╭──

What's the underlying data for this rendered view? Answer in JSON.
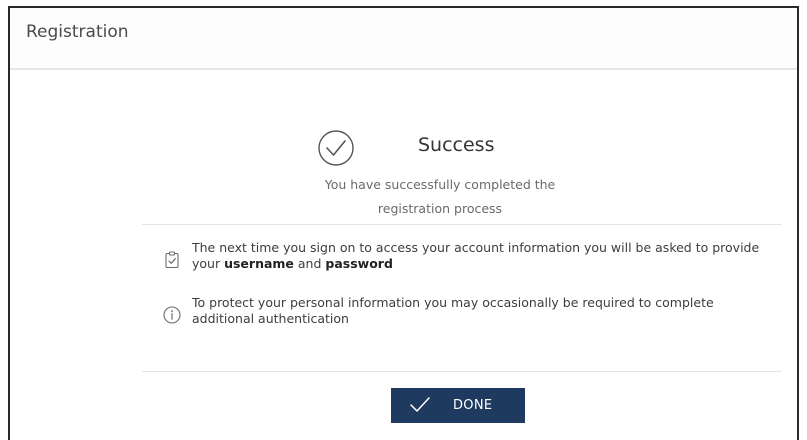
{
  "header": {
    "title": "Registration"
  },
  "success": {
    "icon": "check-circle-icon",
    "title": "Success",
    "description_line1": "You have successfully completed the",
    "description_line2": "registration process"
  },
  "notes": [
    {
      "icon": "clipboard-check-icon",
      "text_before": "The next time you sign on to access your account information you will be asked to provide your ",
      "bold1": "username",
      "middle": " and ",
      "bold2": "password"
    },
    {
      "icon": "info-icon",
      "text": "To protect your personal information you may occasionally be required to complete additional authentication"
    }
  ],
  "done_button": {
    "icon": "check-icon",
    "label": "DONE"
  },
  "colors": {
    "button_bg": "#1f3a5f",
    "button_text": "#ffffff",
    "frame_border": "#2a2a2a"
  }
}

╰──

Task: Give an exact copy of the material, leaving out every picture.

Complete answer:
What's the underlying data for this rendered view? Answer in JSON.
{
  "header": {
    "title": "Registration"
  },
  "success": {
    "icon": "check-circle-icon",
    "title": "Success",
    "description_line1": "You have successfully completed the",
    "description_line2": "registration process"
  },
  "notes": [
    {
      "icon": "clipboard-check-icon",
      "text_before": "The next time you sign on to access your account information you will be asked to provide your ",
      "bold1": "username",
      "middle": " and ",
      "bold2": "password"
    },
    {
      "icon": "info-icon",
      "text": "To protect your personal information you may occasionally be required to complete additional authentication"
    }
  ],
  "done_button": {
    "icon": "check-icon",
    "label": "DONE"
  },
  "colors": {
    "button_bg": "#1f3a5f",
    "button_text": "#ffffff",
    "frame_border": "#2a2a2a"
  }
}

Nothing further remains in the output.